- _Aim of the task_: Provide the number of lines where the word "have" occurs, and no other text.

===

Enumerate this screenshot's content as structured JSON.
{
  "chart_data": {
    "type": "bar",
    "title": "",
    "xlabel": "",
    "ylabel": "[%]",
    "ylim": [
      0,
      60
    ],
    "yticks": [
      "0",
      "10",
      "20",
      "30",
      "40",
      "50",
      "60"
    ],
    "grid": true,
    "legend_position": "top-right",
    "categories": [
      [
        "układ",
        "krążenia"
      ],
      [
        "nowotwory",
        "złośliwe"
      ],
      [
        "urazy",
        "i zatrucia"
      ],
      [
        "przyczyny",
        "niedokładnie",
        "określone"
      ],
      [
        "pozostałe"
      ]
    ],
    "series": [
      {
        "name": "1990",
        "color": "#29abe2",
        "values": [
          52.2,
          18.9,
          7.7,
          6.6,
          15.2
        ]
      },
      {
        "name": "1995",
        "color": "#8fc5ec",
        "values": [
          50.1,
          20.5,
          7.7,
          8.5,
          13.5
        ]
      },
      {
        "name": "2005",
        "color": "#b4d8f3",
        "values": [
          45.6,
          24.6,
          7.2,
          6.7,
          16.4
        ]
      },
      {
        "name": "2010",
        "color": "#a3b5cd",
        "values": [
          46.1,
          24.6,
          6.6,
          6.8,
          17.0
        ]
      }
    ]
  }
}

===

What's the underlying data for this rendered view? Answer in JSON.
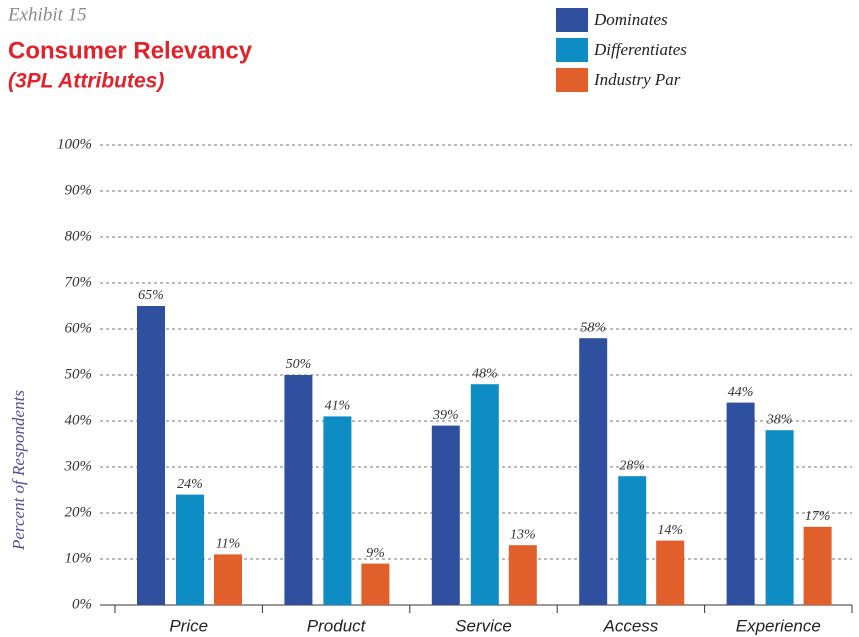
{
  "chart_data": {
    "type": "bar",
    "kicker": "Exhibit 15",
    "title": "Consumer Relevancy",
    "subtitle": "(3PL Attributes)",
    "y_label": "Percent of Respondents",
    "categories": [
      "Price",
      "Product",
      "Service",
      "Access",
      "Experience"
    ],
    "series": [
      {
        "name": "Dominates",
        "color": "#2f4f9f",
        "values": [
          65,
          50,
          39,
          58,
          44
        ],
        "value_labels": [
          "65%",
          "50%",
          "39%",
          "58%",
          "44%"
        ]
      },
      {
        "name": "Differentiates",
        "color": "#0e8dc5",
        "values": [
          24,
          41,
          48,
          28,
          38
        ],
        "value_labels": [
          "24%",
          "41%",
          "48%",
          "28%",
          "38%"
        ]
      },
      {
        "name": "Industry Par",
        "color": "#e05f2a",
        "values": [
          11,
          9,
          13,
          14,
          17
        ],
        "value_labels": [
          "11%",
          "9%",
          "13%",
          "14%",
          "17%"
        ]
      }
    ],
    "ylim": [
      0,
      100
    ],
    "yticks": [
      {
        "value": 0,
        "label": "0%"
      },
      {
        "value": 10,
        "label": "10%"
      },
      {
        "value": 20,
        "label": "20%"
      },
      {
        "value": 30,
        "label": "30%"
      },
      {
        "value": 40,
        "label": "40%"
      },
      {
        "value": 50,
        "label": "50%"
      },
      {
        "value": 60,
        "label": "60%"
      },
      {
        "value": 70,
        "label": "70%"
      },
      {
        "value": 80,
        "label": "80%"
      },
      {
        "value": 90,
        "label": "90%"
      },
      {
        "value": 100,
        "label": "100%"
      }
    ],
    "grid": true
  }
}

===

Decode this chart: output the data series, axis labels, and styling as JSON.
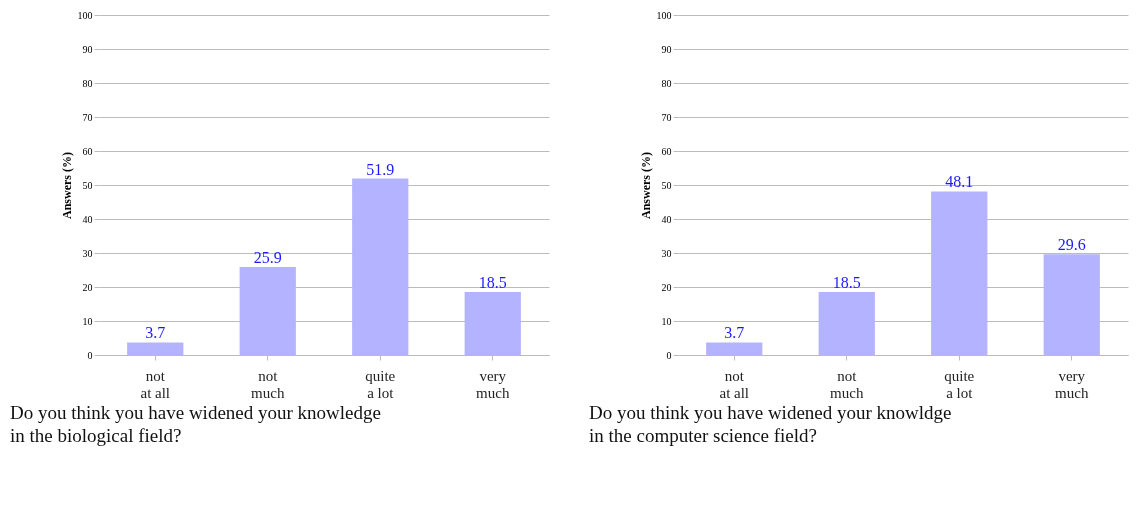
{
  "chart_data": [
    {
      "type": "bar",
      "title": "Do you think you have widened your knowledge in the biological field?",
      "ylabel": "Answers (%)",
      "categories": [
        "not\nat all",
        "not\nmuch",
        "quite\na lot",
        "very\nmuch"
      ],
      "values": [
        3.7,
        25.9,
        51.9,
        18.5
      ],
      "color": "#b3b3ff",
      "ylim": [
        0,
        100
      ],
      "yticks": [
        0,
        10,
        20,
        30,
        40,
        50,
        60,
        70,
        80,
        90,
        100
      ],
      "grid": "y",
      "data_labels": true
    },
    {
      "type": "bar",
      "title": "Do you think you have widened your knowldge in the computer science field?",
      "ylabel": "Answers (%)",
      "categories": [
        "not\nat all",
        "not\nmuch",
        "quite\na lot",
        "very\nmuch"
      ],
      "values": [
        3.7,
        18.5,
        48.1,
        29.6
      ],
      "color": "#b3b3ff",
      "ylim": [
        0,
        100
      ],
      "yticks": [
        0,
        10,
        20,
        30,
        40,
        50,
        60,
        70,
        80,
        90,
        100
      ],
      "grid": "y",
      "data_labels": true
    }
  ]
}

===

- _Exercise answer_: 2